### Stated problem
All of the data should be repeated exactly; pictures are not part of the copy.

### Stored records
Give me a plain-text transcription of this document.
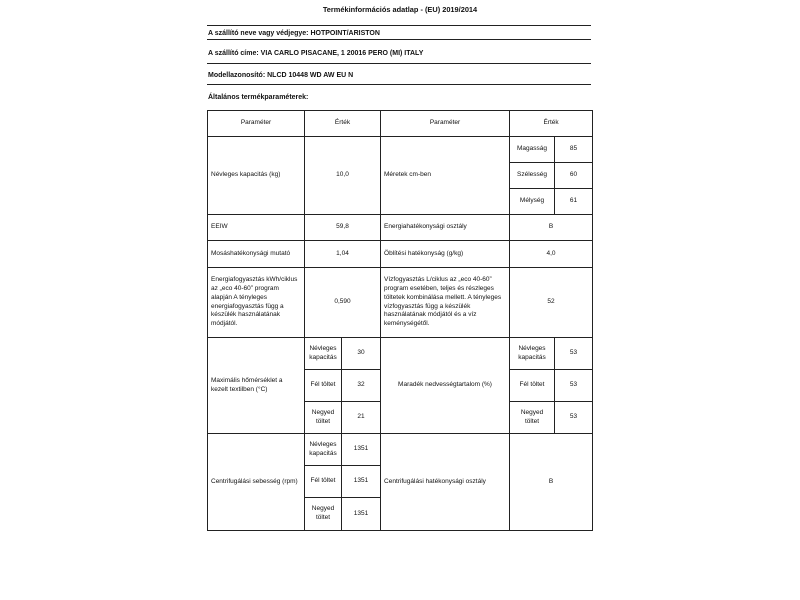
Termékinformációs adatlap - (EU) 2019/2014
A szállító neve vagy védjegye: HOTPOINT/ARISTON
A szállító címe: VIA CARLO PISACANE, 1 20016 PERO (MI) ITALY
Modellazonosító: NLCD 10448 WD AW EU N
Általános termékparaméterek:
Paraméter	Érték		Paraméter	Érték	
Névleges kapacitás (kg)	10,0		Méretek cm-ben	Magasság	85
				Szélesség	60
				Mélység	61
EEIW	59,8		Energiahatékonysági osztály	B	
Mosáshatékonysági mutató	1,04		Öblítési hatékonyság (g/kg)	4,0	
Energiafogyasztás kWh/ciklus az „eco 40-60” program alapján A tényleges energiafogyasztás függ a készülék használatának módjától.	0,590		Vízfogyasztás L/ciklus az „eco 40-60” program esetében, teljes és részleges töltetek kombinálása mellett. A tényleges vízfogyasztás függ a készülék használatának módjától és a víz keménységétől.	52	
Maximális hőmérséklet a kezelt textilben (°C)	Névleges kapacitás	30	Maradék nedvességtartalom (%)	Névleges kapacitás	53
	Fél töltet	32		Fél töltet	53
	Negyed töltet	21		Negyed töltet	53
Centrifugálási sebesség (rpm)	Névleges kapacitás	1351	Centrifugálási hatékonysági osztály	B	
	Fél töltet	1351			
	Negyed töltet	1351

### Task solution
Give me a plain-text transcription of this document.
Termékinformációs adatlap - (EU) 2019/2014
A szállító neve vagy védjegye: HOTPOINT/ARISTON
A szállító címe: VIA CARLO PISACANE, 1 20016 PERO (MI) ITALY
Modellazonosító: NLCD 10448 WD AW EU N
Általános termékparaméterek:
Paraméter	Érték		Paraméter	Érték	
Névleges kapacitás (kg)	10,0		Méretek cm-ben	Magasság	85
				Szélesség	60
				Mélység	61
EEIW	59,8		Energiahatékonysági osztály	B	
Mosáshatékonysági mutató	1,04		Öblítési hatékonyság (g/kg)	4,0	
Energiafogyasztás kWh/ciklus az „eco 40-60” program alapján A tényleges energiafogyasztás függ a készülék használatának módjától.	0,590		Vízfogyasztás L/ciklus az „eco 40-60” program esetében, teljes és részleges töltetek kombinálása mellett. A tényleges vízfogyasztás függ a készülék használatának módjától és a víz keménységétől.	52	
Maximális hőmérséklet a kezelt textilben (°C)	Névleges kapacitás	30	Maradék nedvességtartalom (%)	Névleges kapacitás	53
	Fél töltet	32		Fél töltet	53
	Negyed töltet	21		Negyed töltet	53
Centrifugálási sebesség (rpm)	Névleges kapacitás	1351	Centrifugálási hatékonysági osztály	B	
	Fél töltet	1351			
	Negyed töltet	1351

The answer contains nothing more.